> _RECORDS PROVIDED_
[Start]

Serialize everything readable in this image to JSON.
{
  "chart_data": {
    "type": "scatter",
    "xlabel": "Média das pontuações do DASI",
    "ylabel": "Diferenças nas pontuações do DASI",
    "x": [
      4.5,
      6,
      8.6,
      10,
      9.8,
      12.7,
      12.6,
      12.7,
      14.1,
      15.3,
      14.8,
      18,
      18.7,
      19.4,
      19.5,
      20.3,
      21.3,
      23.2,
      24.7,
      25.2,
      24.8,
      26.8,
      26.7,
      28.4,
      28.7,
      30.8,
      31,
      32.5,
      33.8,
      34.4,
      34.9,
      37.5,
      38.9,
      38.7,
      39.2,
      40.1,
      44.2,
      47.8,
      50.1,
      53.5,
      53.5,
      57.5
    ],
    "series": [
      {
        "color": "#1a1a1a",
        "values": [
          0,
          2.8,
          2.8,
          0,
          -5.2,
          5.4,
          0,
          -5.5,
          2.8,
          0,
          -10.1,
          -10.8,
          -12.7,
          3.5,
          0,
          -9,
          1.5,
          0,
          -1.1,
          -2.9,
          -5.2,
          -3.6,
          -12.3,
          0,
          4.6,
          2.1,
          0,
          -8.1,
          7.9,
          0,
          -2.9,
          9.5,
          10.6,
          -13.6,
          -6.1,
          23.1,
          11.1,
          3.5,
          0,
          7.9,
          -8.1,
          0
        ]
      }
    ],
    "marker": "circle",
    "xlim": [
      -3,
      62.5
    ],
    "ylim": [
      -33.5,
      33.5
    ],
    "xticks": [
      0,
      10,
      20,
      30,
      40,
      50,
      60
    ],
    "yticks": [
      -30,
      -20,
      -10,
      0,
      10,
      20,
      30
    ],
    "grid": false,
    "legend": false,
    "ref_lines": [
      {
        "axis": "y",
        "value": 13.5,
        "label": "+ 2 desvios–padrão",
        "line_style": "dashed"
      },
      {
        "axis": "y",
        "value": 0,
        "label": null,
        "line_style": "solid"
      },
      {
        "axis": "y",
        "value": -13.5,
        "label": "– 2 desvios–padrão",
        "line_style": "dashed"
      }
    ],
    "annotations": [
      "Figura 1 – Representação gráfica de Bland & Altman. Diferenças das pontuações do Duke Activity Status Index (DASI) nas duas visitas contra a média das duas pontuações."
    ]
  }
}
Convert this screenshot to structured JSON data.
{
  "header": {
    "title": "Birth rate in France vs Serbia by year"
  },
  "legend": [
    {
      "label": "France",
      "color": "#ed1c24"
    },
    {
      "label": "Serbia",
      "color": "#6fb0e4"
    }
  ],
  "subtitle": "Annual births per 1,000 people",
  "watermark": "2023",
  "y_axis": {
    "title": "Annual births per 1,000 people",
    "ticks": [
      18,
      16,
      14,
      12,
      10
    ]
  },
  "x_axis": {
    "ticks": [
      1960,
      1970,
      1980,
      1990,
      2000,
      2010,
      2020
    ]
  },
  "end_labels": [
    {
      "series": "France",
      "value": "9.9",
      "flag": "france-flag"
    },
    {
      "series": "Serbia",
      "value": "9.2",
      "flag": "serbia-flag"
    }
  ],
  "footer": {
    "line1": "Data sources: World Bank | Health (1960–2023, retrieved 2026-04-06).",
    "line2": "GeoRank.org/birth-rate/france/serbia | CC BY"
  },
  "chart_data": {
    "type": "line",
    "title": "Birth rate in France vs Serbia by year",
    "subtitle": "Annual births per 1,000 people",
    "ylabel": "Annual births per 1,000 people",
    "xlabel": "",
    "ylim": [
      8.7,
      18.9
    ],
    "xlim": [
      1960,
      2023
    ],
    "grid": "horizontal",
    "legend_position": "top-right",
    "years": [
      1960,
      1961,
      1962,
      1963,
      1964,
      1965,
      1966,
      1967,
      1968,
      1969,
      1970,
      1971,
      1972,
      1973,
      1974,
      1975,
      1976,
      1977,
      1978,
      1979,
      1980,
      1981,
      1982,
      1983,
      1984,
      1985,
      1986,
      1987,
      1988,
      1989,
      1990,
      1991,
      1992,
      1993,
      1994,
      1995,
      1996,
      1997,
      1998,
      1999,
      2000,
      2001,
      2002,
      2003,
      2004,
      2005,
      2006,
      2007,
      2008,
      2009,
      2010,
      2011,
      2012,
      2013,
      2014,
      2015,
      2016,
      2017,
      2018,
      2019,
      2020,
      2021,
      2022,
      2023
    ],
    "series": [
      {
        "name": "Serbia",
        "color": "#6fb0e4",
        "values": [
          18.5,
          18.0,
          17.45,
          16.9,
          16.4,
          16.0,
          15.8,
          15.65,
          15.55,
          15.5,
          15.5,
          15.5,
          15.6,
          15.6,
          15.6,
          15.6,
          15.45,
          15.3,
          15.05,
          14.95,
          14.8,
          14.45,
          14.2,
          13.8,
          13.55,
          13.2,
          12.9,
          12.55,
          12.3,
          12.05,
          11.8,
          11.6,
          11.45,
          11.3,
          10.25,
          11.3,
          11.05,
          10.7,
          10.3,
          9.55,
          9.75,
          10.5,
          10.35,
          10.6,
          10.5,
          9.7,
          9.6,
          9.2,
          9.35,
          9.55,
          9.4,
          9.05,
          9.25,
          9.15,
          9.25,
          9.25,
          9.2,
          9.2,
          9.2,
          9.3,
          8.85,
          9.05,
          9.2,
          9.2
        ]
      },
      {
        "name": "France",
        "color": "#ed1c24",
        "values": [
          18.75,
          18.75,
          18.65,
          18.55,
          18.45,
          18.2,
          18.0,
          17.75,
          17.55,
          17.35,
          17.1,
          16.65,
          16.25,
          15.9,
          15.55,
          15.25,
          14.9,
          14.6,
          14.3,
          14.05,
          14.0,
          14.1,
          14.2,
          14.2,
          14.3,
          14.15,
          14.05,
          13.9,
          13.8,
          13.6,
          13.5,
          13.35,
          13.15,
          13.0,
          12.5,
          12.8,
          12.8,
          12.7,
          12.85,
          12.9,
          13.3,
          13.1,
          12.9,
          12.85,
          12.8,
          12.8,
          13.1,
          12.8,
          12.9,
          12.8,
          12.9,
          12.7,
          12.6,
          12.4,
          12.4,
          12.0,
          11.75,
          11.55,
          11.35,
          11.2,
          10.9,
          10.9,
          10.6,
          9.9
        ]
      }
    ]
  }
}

[End]

> _EXERCISE DIRECTIONS_
All of the lines above must be returned exactly.

> _RESPONSE_
Serialize everything readable in this image to JSON.
{
  "chart_data": {
    "type": "scatter",
    "xlabel": "Média das pontuações do DASI",
    "ylabel": "Diferenças nas pontuações do DASI",
    "x": [
      4.5,
      6,
      8.6,
      10,
      9.8,
      12.7,
      12.6,
      12.7,
      14.1,
      15.3,
      14.8,
      18,
      18.7,
      19.4,
      19.5,
      20.3,
      21.3,
      23.2,
      24.7,
      25.2,
      24.8,
      26.8,
      26.7,
      28.4,
      28.7,
      30.8,
      31,
      32.5,
      33.8,
      34.4,
      34.9,
      37.5,
      38.9,
      38.7,
      39.2,
      40.1,
      44.2,
      47.8,
      50.1,
      53.5,
      53.5,
      57.5
    ],
    "series": [
      {
        "color": "#1a1a1a",
        "values": [
          0,
          2.8,
          2.8,
          0,
          -5.2,
          5.4,
          0,
          -5.5,
          2.8,
          0,
          -10.1,
          -10.8,
          -12.7,
          3.5,
          0,
          -9,
          1.5,
          0,
          -1.1,
          -2.9,
          -5.2,
          -3.6,
          -12.3,
          0,
          4.6,
          2.1,
          0,
          -8.1,
          7.9,
          0,
          -2.9,
          9.5,
          10.6,
          -13.6,
          -6.1,
          23.1,
          11.1,
          3.5,
          0,
          7.9,
          -8.1,
          0
        ]
      }
    ],
    "marker": "circle",
    "xlim": [
      -3,
      62.5
    ],
    "ylim": [
      -33.5,
      33.5
    ],
    "xticks": [
      0,
      10,
      20,
      30,
      40,
      50,
      60
    ],
    "yticks": [
      -30,
      -20,
      -10,
      0,
      10,
      20,
      30
    ],
    "grid": false,
    "legend": false,
    "ref_lines": [
      {
        "axis": "y",
        "value": 13.5,
        "label": "+ 2 desvios–padrão",
        "line_style": "dashed"
      },
      {
        "axis": "y",
        "value": 0,
        "label": null,
        "line_style": "solid"
      },
      {
        "axis": "y",
        "value": -13.5,
        "label": "– 2 desvios–padrão",
        "line_style": "dashed"
      }
    ],
    "annotations": [
      "Figura 1 – Representação gráfica de Bland & Altman. Diferenças das pontuações do Duke Activity Status Index (DASI) nas duas visitas contra a média das duas pontuações."
    ]
  }
}
Convert this screenshot to structured JSON data.
{
  "header": {
    "title": "Birth rate in France vs Serbia by year"
  },
  "legend": [
    {
      "label": "France",
      "color": "#ed1c24"
    },
    {
      "label": "Serbia",
      "color": "#6fb0e4"
    }
  ],
  "subtitle": "Annual births per 1,000 people",
  "watermark": "2023",
  "y_axis": {
    "title": "Annual births per 1,000 people",
    "ticks": [
      18,
      16,
      14,
      12,
      10
    ]
  },
  "x_axis": {
    "ticks": [
      1960,
      1970,
      1980,
      1990,
      2000,
      2010,
      2020
    ]
  },
  "end_labels": [
    {
      "series": "France",
      "value": "9.9",
      "flag": "france-flag"
    },
    {
      "series": "Serbia",
      "value": "9.2",
      "flag": "serbia-flag"
    }
  ],
  "footer": {
    "line1": "Data sources: World Bank | Health (1960–2023, retrieved 2026-04-06).",
    "line2": "GeoRank.org/birth-rate/france/serbia | CC BY"
  },
  "chart_data": {
    "type": "line",
    "title": "Birth rate in France vs Serbia by year",
    "subtitle": "Annual births per 1,000 people",
    "ylabel": "Annual births per 1,000 people",
    "xlabel": "",
    "ylim": [
      8.7,
      18.9
    ],
    "xlim": [
      1960,
      2023
    ],
    "grid": "horizontal",
    "legend_position": "top-right",
    "years": [
      1960,
      1961,
      1962,
      1963,
      1964,
      1965,
      1966,
      1967,
      1968,
      1969,
      1970,
      1971,
      1972,
      1973,
      1974,
      1975,
      1976,
      1977,
      1978,
      1979,
      1980,
      1981,
      1982,
      1983,
      1984,
      1985,
      1986,
      1987,
      1988,
      1989,
      1990,
      1991,
      1992,
      1993,
      1994,
      1995,
      1996,
      1997,
      1998,
      1999,
      2000,
      2001,
      2002,
      2003,
      2004,
      2005,
      2006,
      2007,
      2008,
      2009,
      2010,
      2011,
      2012,
      2013,
      2014,
      2015,
      2016,
      2017,
      2018,
      2019,
      2020,
      2021,
      2022,
      2023
    ],
    "series": [
      {
        "name": "Serbia",
        "color": "#6fb0e4",
        "values": [
          18.5,
          18.0,
          17.45,
          16.9,
          16.4,
          16.0,
          15.8,
          15.65,
          15.55,
          15.5,
          15.5,
          15.5,
          15.6,
          15.6,
          15.6,
          15.6,
          15.45,
          15.3,
          15.05,
          14.95,
          14.8,
          14.45,
          14.2,
          13.8,
          13.55,
          13.2,
          12.9,
          12.55,
          12.3,
          12.05,
          11.8,
          11.6,
          11.45,
          11.3,
          10.25,
          11.3,
          11.05,
          10.7,
          10.3,
          9.55,
          9.75,
          10.5,
          10.35,
          10.6,
          10.5,
          9.7,
          9.6,
          9.2,
          9.35,
          9.55,
          9.4,
          9.05,
          9.25,
          9.15,
          9.25,
          9.25,
          9.2,
          9.2,
          9.2,
          9.3,
          8.85,
          9.05,
          9.2,
          9.2
        ]
      },
      {
        "name": "France",
        "color": "#ed1c24",
        "values": [
          18.75,
          18.75,
          18.65,
          18.55,
          18.45,
          18.2,
          18.0,
          17.75,
          17.55,
          17.35,
          17.1,
          16.65,
          16.25,
          15.9,
          15.55,
          15.25,
          14.9,
          14.6,
          14.3,
          14.05,
          14.0,
          14.1,
          14.2,
          14.2,
          14.3,
          14.15,
          14.05,
          13.9,
          13.8,
          13.6,
          13.5,
          13.35,
          13.15,
          13.0,
          12.5,
          12.8,
          12.8,
          12.7,
          12.85,
          12.9,
          13.3,
          13.1,
          12.9,
          12.85,
          12.8,
          12.8,
          13.1,
          12.8,
          12.9,
          12.8,
          12.9,
          12.7,
          12.6,
          12.4,
          12.4,
          12.0,
          11.75,
          11.55,
          11.35,
          11.2,
          10.9,
          10.9,
          10.6,
          9.9
        ]
      }
    ]
  }
}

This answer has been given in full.